= Task instructions =
Copy out the entries in full and with complete accuracy; pictures are excluded.

## begin Data excerpts

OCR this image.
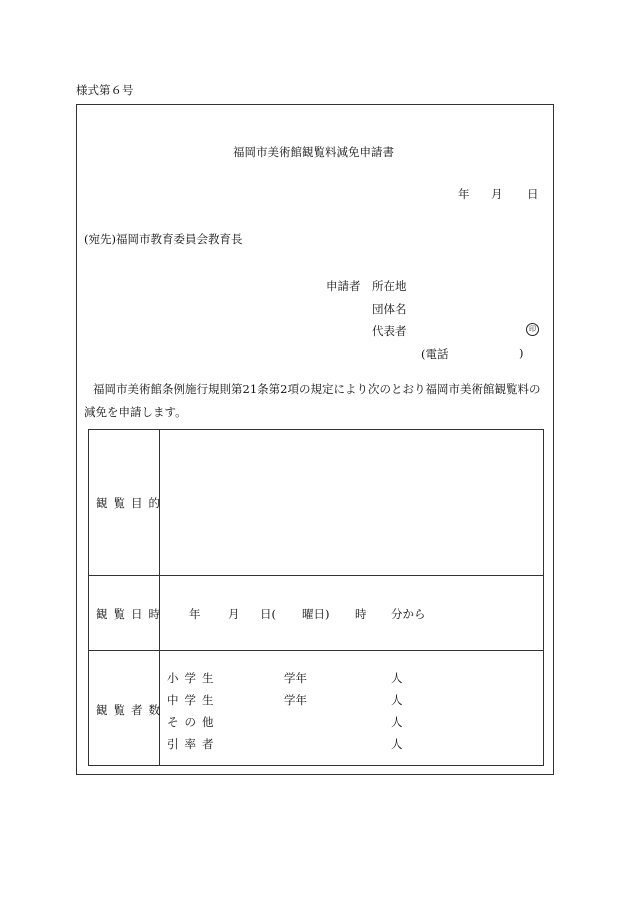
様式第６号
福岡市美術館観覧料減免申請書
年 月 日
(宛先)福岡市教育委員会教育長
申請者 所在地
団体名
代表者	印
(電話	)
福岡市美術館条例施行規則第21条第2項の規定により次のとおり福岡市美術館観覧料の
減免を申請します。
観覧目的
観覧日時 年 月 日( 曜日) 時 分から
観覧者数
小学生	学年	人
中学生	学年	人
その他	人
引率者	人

## end Data excerpts

= Response to the task =
OCR this image.
様式第６号
福岡市美術館観覧料減免申請書
年 月 日
(宛先)福岡市教育委員会教育長
申請者 所在地
団体名
代表者	印
(電話	)
福岡市美術館条例施行規則第21条第2項の規定により次のとおり福岡市美術館観覧料の
減免を申請します。
観覧目的
観覧日時 年 月 日( 曜日) 時 分から
観覧者数
小学生	学年	人
中学生	学年	人
その他	人
引率者	人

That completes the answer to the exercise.